- Your goal:
Gather all lines from the material that contain the word "title".

Saved entries
◇ ◇ ◇ ◇ ◇

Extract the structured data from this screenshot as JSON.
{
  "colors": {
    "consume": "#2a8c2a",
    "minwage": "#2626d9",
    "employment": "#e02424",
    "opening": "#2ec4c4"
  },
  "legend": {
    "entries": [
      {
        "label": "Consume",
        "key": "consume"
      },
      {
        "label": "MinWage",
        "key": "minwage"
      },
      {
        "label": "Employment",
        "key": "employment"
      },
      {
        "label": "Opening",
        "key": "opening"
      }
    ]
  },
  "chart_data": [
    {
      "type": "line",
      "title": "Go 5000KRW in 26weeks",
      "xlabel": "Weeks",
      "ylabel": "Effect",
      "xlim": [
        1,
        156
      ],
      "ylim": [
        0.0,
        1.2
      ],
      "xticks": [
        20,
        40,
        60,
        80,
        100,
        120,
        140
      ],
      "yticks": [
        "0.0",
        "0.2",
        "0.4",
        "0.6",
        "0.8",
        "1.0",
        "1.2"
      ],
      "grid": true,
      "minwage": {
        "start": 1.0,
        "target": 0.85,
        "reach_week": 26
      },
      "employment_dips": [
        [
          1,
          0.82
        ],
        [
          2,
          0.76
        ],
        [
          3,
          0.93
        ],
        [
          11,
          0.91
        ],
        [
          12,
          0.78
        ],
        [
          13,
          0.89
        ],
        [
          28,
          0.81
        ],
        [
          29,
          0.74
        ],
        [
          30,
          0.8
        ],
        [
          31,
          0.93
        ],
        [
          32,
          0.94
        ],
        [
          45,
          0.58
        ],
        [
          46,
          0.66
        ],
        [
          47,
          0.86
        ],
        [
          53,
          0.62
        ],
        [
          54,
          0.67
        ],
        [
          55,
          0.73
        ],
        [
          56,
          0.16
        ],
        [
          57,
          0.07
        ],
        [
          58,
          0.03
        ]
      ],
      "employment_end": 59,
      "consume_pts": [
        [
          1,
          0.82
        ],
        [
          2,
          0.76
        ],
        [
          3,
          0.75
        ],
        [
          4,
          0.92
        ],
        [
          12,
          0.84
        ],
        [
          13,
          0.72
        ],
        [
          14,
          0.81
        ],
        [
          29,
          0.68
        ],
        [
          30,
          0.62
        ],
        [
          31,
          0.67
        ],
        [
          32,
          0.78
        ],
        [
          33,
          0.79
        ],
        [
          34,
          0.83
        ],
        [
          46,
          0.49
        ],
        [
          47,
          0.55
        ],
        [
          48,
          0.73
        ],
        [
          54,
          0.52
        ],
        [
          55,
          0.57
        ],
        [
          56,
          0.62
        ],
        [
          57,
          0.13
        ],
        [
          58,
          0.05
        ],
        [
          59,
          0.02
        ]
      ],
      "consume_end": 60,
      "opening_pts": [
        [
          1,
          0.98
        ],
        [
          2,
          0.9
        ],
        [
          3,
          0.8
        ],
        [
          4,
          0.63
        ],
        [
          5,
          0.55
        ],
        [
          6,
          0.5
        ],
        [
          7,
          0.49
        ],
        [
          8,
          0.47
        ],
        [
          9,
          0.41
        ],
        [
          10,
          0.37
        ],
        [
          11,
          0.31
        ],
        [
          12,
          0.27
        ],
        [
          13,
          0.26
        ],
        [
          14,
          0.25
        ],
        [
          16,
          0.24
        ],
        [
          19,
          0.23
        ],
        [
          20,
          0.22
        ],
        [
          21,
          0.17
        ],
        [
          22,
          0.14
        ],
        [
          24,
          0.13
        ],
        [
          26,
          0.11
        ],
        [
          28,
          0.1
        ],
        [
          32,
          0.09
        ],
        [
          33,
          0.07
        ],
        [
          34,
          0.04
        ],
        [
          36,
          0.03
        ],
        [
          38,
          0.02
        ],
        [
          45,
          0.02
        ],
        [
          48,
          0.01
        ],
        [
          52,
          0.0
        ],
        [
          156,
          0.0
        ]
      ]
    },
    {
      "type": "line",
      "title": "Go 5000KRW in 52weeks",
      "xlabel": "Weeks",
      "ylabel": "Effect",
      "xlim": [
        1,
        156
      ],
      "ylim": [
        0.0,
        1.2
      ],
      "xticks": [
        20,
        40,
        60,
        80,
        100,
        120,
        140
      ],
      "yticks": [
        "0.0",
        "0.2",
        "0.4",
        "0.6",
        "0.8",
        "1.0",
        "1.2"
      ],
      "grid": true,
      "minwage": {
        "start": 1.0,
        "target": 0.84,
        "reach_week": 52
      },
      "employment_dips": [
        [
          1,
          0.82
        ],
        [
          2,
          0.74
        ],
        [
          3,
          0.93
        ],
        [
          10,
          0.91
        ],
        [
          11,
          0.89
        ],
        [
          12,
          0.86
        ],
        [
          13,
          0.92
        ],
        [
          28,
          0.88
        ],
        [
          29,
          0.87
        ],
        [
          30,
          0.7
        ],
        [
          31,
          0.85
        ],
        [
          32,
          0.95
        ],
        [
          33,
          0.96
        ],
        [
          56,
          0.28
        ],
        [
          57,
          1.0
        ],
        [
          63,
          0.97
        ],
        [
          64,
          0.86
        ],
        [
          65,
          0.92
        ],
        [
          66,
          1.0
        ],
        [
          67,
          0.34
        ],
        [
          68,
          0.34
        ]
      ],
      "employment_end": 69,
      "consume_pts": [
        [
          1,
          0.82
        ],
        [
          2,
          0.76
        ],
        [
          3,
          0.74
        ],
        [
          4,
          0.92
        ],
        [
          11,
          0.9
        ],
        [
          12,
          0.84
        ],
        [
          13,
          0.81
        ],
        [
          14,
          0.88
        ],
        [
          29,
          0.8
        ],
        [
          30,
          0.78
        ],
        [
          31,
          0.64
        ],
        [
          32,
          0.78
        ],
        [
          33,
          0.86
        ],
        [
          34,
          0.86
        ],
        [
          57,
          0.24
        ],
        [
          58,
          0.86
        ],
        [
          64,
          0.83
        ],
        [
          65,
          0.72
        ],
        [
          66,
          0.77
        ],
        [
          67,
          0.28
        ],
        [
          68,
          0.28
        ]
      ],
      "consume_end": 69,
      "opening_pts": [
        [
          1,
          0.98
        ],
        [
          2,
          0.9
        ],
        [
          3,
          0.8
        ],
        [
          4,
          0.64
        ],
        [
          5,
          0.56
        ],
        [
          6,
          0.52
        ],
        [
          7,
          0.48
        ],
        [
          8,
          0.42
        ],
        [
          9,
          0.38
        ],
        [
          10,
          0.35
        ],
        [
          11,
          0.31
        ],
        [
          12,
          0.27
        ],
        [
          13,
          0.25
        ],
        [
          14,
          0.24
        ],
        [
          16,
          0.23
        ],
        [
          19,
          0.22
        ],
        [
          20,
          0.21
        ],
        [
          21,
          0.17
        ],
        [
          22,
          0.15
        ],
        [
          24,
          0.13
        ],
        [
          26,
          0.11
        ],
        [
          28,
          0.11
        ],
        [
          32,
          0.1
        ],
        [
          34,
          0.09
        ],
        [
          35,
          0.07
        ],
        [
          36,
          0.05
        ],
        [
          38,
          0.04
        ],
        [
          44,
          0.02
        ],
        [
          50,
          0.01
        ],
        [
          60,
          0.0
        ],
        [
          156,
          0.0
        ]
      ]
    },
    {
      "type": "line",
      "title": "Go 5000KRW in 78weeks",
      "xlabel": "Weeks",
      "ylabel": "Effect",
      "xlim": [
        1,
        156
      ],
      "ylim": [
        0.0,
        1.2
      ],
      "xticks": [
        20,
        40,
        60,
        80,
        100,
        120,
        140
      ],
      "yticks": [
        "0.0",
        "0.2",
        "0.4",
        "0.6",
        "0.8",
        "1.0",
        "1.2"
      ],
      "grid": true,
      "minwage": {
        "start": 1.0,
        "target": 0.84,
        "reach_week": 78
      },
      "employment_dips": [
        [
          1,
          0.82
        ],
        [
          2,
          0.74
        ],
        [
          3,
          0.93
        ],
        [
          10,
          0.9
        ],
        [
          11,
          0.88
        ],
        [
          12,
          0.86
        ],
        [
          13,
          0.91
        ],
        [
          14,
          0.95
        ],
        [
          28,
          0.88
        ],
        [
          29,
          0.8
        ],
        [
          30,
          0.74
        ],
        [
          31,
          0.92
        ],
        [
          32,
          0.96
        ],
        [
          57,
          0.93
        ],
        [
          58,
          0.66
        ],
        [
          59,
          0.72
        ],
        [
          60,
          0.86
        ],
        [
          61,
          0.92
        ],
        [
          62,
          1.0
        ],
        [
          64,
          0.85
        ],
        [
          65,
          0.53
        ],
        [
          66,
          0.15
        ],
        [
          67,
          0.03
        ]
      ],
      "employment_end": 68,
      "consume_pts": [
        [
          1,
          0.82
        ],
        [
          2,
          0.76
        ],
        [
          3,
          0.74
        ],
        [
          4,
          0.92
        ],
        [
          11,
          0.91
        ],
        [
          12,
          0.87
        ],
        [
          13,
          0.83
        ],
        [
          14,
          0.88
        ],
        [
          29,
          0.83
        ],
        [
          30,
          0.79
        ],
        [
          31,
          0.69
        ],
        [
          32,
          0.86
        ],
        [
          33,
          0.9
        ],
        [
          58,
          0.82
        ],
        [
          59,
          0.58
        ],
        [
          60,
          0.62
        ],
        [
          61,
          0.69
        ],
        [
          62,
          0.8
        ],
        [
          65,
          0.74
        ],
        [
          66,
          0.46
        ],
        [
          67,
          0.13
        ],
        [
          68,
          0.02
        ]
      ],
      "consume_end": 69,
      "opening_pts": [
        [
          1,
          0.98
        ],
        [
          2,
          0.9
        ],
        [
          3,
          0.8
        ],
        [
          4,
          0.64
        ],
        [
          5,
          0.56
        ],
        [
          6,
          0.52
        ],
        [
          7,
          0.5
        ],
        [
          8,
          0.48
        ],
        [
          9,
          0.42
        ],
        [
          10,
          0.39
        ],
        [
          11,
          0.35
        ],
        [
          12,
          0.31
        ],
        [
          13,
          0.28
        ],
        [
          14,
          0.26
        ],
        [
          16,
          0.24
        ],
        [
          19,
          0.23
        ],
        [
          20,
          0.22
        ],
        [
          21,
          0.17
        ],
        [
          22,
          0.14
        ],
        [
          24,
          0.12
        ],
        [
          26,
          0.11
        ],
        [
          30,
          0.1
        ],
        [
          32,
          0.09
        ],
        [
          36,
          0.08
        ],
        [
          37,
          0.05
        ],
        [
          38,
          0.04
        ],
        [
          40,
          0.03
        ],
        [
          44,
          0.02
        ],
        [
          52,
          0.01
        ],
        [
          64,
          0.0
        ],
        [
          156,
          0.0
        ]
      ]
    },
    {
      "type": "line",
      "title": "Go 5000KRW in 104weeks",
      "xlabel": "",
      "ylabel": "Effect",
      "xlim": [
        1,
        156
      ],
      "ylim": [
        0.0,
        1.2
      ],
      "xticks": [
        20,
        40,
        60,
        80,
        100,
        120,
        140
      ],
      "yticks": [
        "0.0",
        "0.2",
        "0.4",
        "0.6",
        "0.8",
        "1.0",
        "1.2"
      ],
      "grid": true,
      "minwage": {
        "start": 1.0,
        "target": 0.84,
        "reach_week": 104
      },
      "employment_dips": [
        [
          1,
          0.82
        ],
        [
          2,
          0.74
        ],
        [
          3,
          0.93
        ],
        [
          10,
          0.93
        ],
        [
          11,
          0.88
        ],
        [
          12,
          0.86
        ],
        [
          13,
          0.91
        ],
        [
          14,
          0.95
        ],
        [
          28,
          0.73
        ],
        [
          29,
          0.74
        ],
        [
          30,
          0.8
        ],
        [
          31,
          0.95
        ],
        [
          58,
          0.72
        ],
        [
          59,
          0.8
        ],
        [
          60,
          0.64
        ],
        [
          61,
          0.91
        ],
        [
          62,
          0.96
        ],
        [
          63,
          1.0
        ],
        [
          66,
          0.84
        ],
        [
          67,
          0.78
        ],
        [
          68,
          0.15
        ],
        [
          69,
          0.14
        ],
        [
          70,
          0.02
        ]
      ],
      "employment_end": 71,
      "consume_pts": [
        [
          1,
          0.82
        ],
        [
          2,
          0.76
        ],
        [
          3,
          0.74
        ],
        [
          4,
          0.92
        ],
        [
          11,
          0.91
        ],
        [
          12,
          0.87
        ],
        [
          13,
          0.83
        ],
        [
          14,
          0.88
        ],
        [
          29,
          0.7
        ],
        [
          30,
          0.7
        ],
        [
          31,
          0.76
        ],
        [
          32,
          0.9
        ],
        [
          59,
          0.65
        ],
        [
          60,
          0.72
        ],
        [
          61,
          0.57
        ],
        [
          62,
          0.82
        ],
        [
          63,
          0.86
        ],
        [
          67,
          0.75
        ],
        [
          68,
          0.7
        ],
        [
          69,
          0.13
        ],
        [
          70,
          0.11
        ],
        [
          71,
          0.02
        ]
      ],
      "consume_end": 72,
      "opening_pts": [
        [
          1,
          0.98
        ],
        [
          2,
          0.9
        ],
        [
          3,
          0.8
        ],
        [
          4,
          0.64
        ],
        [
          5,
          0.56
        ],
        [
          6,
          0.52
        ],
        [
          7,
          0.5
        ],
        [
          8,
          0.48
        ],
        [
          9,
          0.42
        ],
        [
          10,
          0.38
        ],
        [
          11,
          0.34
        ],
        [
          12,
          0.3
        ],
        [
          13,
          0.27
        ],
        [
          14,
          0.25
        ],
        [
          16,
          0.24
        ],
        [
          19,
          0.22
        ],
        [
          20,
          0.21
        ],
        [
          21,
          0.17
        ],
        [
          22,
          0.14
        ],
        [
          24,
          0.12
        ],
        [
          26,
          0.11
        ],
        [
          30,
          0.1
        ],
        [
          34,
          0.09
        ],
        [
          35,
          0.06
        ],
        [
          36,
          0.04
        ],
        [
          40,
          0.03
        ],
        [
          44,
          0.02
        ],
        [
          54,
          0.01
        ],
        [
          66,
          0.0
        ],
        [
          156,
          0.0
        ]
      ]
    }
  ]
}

◇ ◇ ◇ ◇ ◇

- Final answer:
      "title": "Go 5000KRW in 26weeks",
      "title": "Go 5000KRW in 52weeks",
      "title": "Go 5000KRW in 78weeks",
      "title": "Go 5000KRW in 104weeks",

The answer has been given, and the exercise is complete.